• ENTRIES SHOWN
::::::::

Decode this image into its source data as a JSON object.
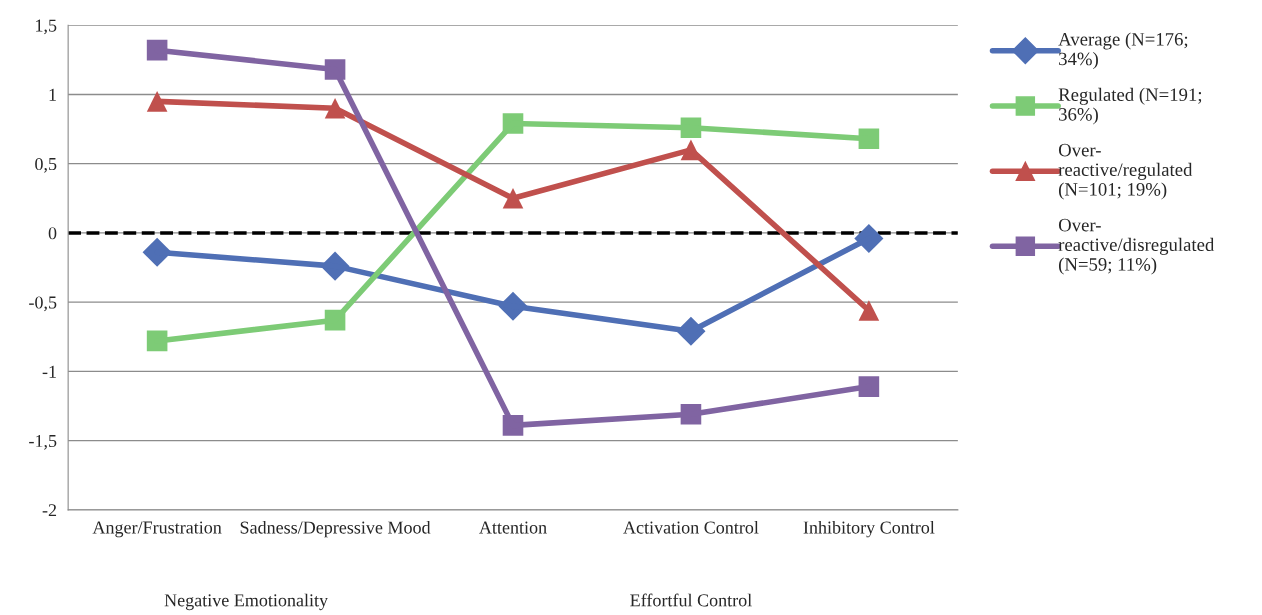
{
  "chart_data": {
    "type": "line",
    "categories": [
      "Anger/Frustration",
      "Sadness/Depressive Mood",
      "Attention",
      "Activation Control",
      "Inhibitory Control"
    ],
    "series": [
      {
        "name": "Average (N=176;\n34%)",
        "color": "#4f6fb5",
        "marker": "diamond",
        "values": [
          -0.14,
          -0.24,
          -0.53,
          -0.71,
          -0.04
        ]
      },
      {
        "name": "Regulated (N=191;\n36%)",
        "color": "#7dcb76",
        "marker": "square",
        "values": [
          -0.78,
          -0.63,
          0.79,
          0.76,
          0.68
        ]
      },
      {
        "name": "Over-\nreactive/regulated\n(N=101; 19%)",
        "color": "#c0504d",
        "marker": "triangle",
        "values": [
          0.95,
          0.9,
          0.25,
          0.6,
          -0.56
        ]
      },
      {
        "name": "Over-\nreactive/disregulated\n(N=59; 11%)",
        "color": "#8064a2",
        "marker": "square",
        "values": [
          1.32,
          1.18,
          -1.39,
          -1.31,
          -1.11
        ]
      }
    ],
    "ylim": [
      -2,
      1.5
    ],
    "yticks": [
      {
        "value": -2,
        "label": "-2"
      },
      {
        "value": -1.5,
        "label": "-1,5"
      },
      {
        "value": -1,
        "label": "-1"
      },
      {
        "value": -0.5,
        "label": "-0,5"
      },
      {
        "value": 0,
        "label": "0"
      },
      {
        "value": 0.5,
        "label": "0,5"
      },
      {
        "value": 1,
        "label": "1"
      },
      {
        "value": 1.5,
        "label": "1,5"
      }
    ],
    "grid": "y",
    "legend": "right",
    "line_style": "solid",
    "ref_lines": [
      {
        "axis": "y",
        "value": 0,
        "color": "#000000",
        "line_style": "dashed"
      }
    ],
    "annotations": [
      "Negative Emotionality",
      "Effortful Control"
    ]
  }
}
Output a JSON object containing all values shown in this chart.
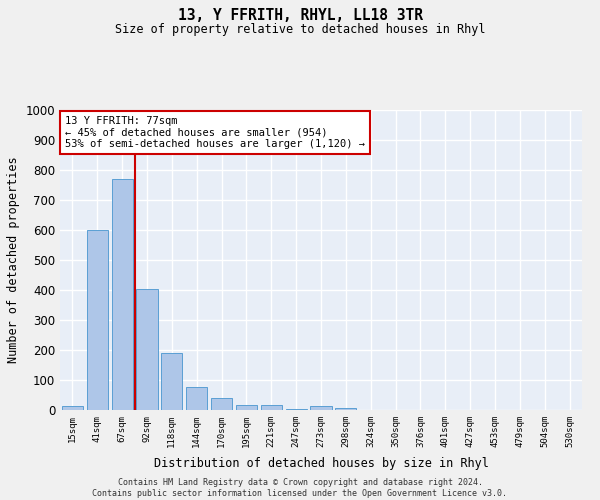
{
  "title": "13, Y FFRITH, RHYL, LL18 3TR",
  "subtitle": "Size of property relative to detached houses in Rhyl",
  "xlabel": "Distribution of detached houses by size in Rhyl",
  "ylabel": "Number of detached properties",
  "categories": [
    "15sqm",
    "41sqm",
    "67sqm",
    "92sqm",
    "118sqm",
    "144sqm",
    "170sqm",
    "195sqm",
    "221sqm",
    "247sqm",
    "273sqm",
    "298sqm",
    "324sqm",
    "350sqm",
    "376sqm",
    "401sqm",
    "427sqm",
    "453sqm",
    "479sqm",
    "504sqm",
    "530sqm"
  ],
  "values": [
    15,
    600,
    770,
    405,
    190,
    77,
    40,
    18,
    16,
    5,
    13,
    8,
    0,
    0,
    0,
    0,
    0,
    0,
    0,
    0,
    0
  ],
  "bar_color": "#aec6e8",
  "bar_edge_color": "#5a9fd4",
  "vline_x": 2.5,
  "vline_color": "#cc0000",
  "annotation_text": "13 Y FFRITH: 77sqm\n← 45% of detached houses are smaller (954)\n53% of semi-detached houses are larger (1,120) →",
  "annotation_box_color": "#cc0000",
  "ylim": [
    0,
    1000
  ],
  "yticks": [
    0,
    100,
    200,
    300,
    400,
    500,
    600,
    700,
    800,
    900,
    1000
  ],
  "background_color": "#e8eef7",
  "grid_color": "#ffffff",
  "footer": "Contains HM Land Registry data © Crown copyright and database right 2024.\nContains public sector information licensed under the Open Government Licence v3.0."
}
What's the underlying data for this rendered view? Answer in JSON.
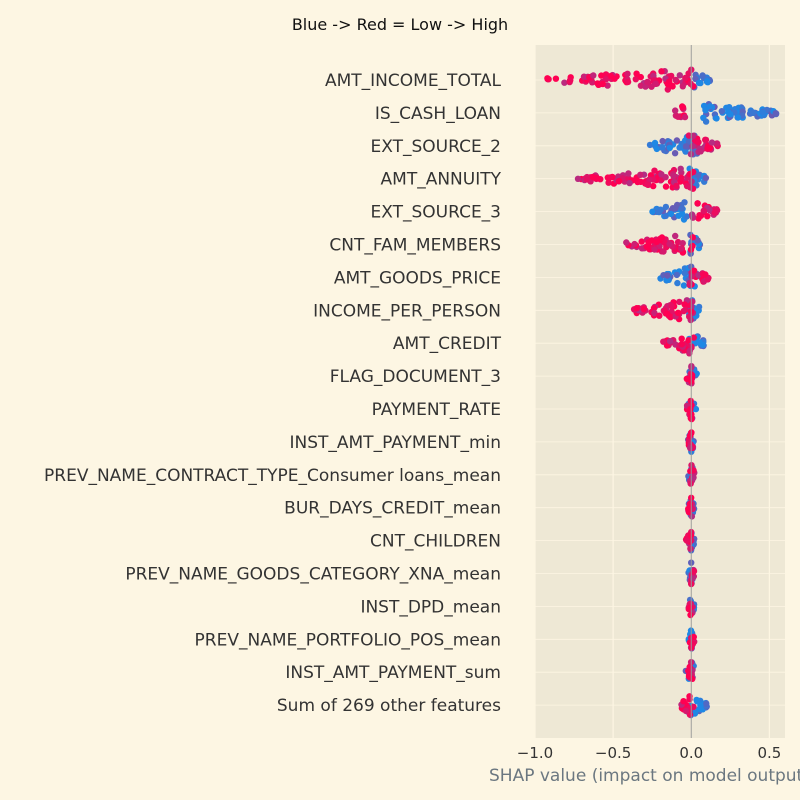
{
  "chart_data": {
    "type": "scatter",
    "title": "Blue -> Red = Low -> High",
    "xlabel": "SHAP value (impact on model output)",
    "xlim": [
      -1.0,
      0.6
    ],
    "xticks": [
      -1.0,
      -0.5,
      0.0,
      0.5
    ],
    "xtick_labels": [
      "−1.0",
      "−0.5",
      "0.0",
      "0.5"
    ],
    "grid": true,
    "colors": {
      "low": "#1e88e5",
      "high": "#ff0052",
      "background": "#eee8d5",
      "page": "#fdf6e3"
    },
    "features": [
      {
        "name": "AMT_INCOME_TOTAL",
        "low_range": [
          -0.01,
          0.12
        ],
        "high_range": [
          -0.93,
          0.02
        ]
      },
      {
        "name": "IS_CASH_LOAN",
        "low_range": [
          0.07,
          0.55
        ],
        "high_range": [
          -0.12,
          -0.04
        ]
      },
      {
        "name": "EXT_SOURCE_2",
        "low_range": [
          -0.27,
          0.04
        ],
        "high_range": [
          -0.02,
          0.18
        ]
      },
      {
        "name": "AMT_ANNUITY",
        "low_range": [
          -0.01,
          0.11
        ],
        "high_range": [
          -0.73,
          0.03
        ]
      },
      {
        "name": "EXT_SOURCE_3",
        "low_range": [
          -0.25,
          -0.02
        ],
        "high_range": [
          0.0,
          0.17
        ]
      },
      {
        "name": "CNT_FAM_MEMBERS",
        "low_range": [
          -0.02,
          0.06
        ],
        "high_range": [
          -0.42,
          0.01
        ]
      },
      {
        "name": "AMT_GOODS_PRICE",
        "low_range": [
          -0.2,
          0.05
        ],
        "high_range": [
          -0.02,
          0.11
        ]
      },
      {
        "name": "INCOME_PER_PERSON",
        "low_range": [
          -0.03,
          0.06
        ],
        "high_range": [
          -0.38,
          0.02
        ]
      },
      {
        "name": "AMT_CREDIT",
        "low_range": [
          -0.03,
          0.09
        ],
        "high_range": [
          -0.18,
          0.02
        ]
      },
      {
        "name": "FLAG_DOCUMENT_3",
        "low_range": [
          -0.02,
          0.04
        ],
        "high_range": [
          -0.03,
          0.01
        ]
      },
      {
        "name": "PAYMENT_RATE",
        "low_range": [
          -0.03,
          0.03
        ],
        "high_range": [
          -0.03,
          0.01
        ]
      },
      {
        "name": "INST_AMT_PAYMENT_min",
        "low_range": [
          -0.02,
          0.02
        ],
        "high_range": [
          -0.02,
          0.01
        ]
      },
      {
        "name": "PREV_NAME_CONTRACT_TYPE_Consumer loans_mean",
        "low_range": [
          -0.02,
          0.01
        ],
        "high_range": [
          -0.01,
          0.02
        ]
      },
      {
        "name": "BUR_DAYS_CREDIT_mean",
        "low_range": [
          -0.02,
          0.02
        ],
        "high_range": [
          -0.02,
          0.01
        ]
      },
      {
        "name": "CNT_CHILDREN",
        "low_range": [
          -0.01,
          0.02
        ],
        "high_range": [
          -0.04,
          0.0
        ]
      },
      {
        "name": "PREV_NAME_GOODS_CATEGORY_XNA_mean",
        "low_range": [
          -0.02,
          0.01
        ],
        "high_range": [
          -0.01,
          0.02
        ]
      },
      {
        "name": "INST_DPD_mean",
        "low_range": [
          -0.02,
          0.02
        ],
        "high_range": [
          -0.02,
          0.01
        ]
      },
      {
        "name": "PREV_NAME_PORTFOLIO_POS_mean",
        "low_range": [
          -0.02,
          0.01
        ],
        "high_range": [
          -0.01,
          0.02
        ]
      },
      {
        "name": "INST_AMT_PAYMENT_sum",
        "low_range": [
          -0.04,
          0.02
        ],
        "high_range": [
          -0.02,
          0.01
        ]
      },
      {
        "name": "Sum of 269 other features",
        "low_range": [
          -0.05,
          0.1
        ],
        "high_range": [
          -0.08,
          0.02
        ]
      }
    ]
  }
}
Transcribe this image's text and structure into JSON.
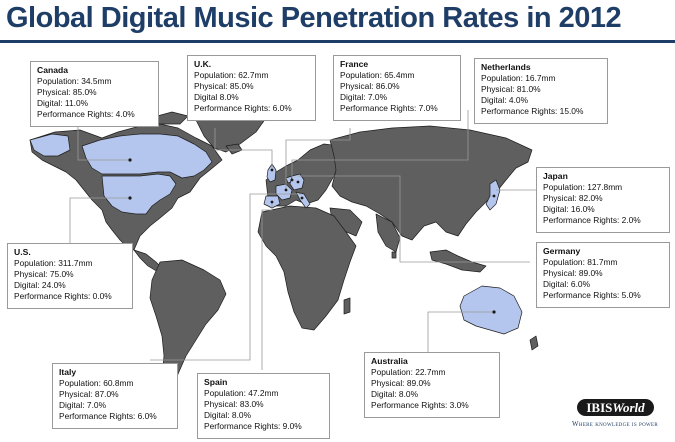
{
  "title": "Global Digital Music Penetration Rates in 2012",
  "colors": {
    "title": "#1f3e67",
    "land": "#5f5f5f",
    "highlight": "#b4c6ee",
    "border": "#1e1e1e"
  },
  "highlighted_countries": [
    "Canada",
    "U.S.",
    "U.K.",
    "France",
    "Netherlands",
    "Germany",
    "Italy",
    "Spain",
    "Japan",
    "Australia"
  ],
  "countries": [
    {
      "name": "Canada",
      "population": "Population: 34.5mm",
      "physical": "Physical: 85.0%",
      "digital": "Digital: 11.0%",
      "rights": "Performance Rights: 4.0%"
    },
    {
      "name": "U.K.",
      "population": "Population: 62.7mm",
      "physical": "Physical: 85.0%",
      "digital": "Digital  8.0%",
      "rights": "Performance Rights:  6.0%"
    },
    {
      "name": "France",
      "population": "Population: 65.4mm",
      "physical": "Physical:  86.0%",
      "digital": "Digital:  7.0%",
      "rights": "Performance Rights:  7.0%"
    },
    {
      "name": "Netherlands",
      "population": "Population: 16.7mm",
      "physical": "Physical:  81.0%",
      "digital": "Digital:  4.0%",
      "rights": "Performance Rights:  15.0%"
    },
    {
      "name": "Japan",
      "population": "Population: 127.8mm",
      "physical": "Physical:  82.0%",
      "digital": "Digital:  16.0%",
      "rights": "Performance Rights:  2.0%"
    },
    {
      "name": "U.S.",
      "population": "Population: 311.7mm",
      "physical": "Physical:  75.0%",
      "digital": "Digital:  24.0%",
      "rights": "Performance Rights:  0.0%"
    },
    {
      "name": "Germany",
      "population": "Population: 81.7mm",
      "physical": "Physical:  89.0%",
      "digital": "Digital:  6.0%",
      "rights": "Performance Rights:  5.0%"
    },
    {
      "name": "Italy",
      "population": "Population: 60.8mm",
      "physical": "Physical:  87.0%",
      "digital": "Digital:  7.0%",
      "rights": "Performance Rights:  6.0%"
    },
    {
      "name": "Spain",
      "population": "Population: 47.2mm",
      "physical": "Physical:  83.0%",
      "digital": "Digital:  8.0%",
      "rights": "Performance Rights:  9.0%"
    },
    {
      "name": "Australia",
      "population": "Population: 22.7mm",
      "physical": "Physical:  89.0%",
      "digital": "Digital:  8.0%",
      "rights": "Performance Rights:  3.0%"
    }
  ],
  "logo": {
    "ibis": "IBIS",
    "world": "World",
    "tagline": "Where knowledge is power"
  }
}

::::::::

• SHORT TASK
Show every line from the entries above in which the word "FFRITH" appears.

• SOLUTION TO THIS TASK
  "title": "13, Y FFRITH, RHYL, LL18 3TR",
  "annotation_text": "13 Y FFRITH: 77sqm\n← 45% of detached houses are smaller (954)\n53% of semi-detached houses are larger (1,120) →",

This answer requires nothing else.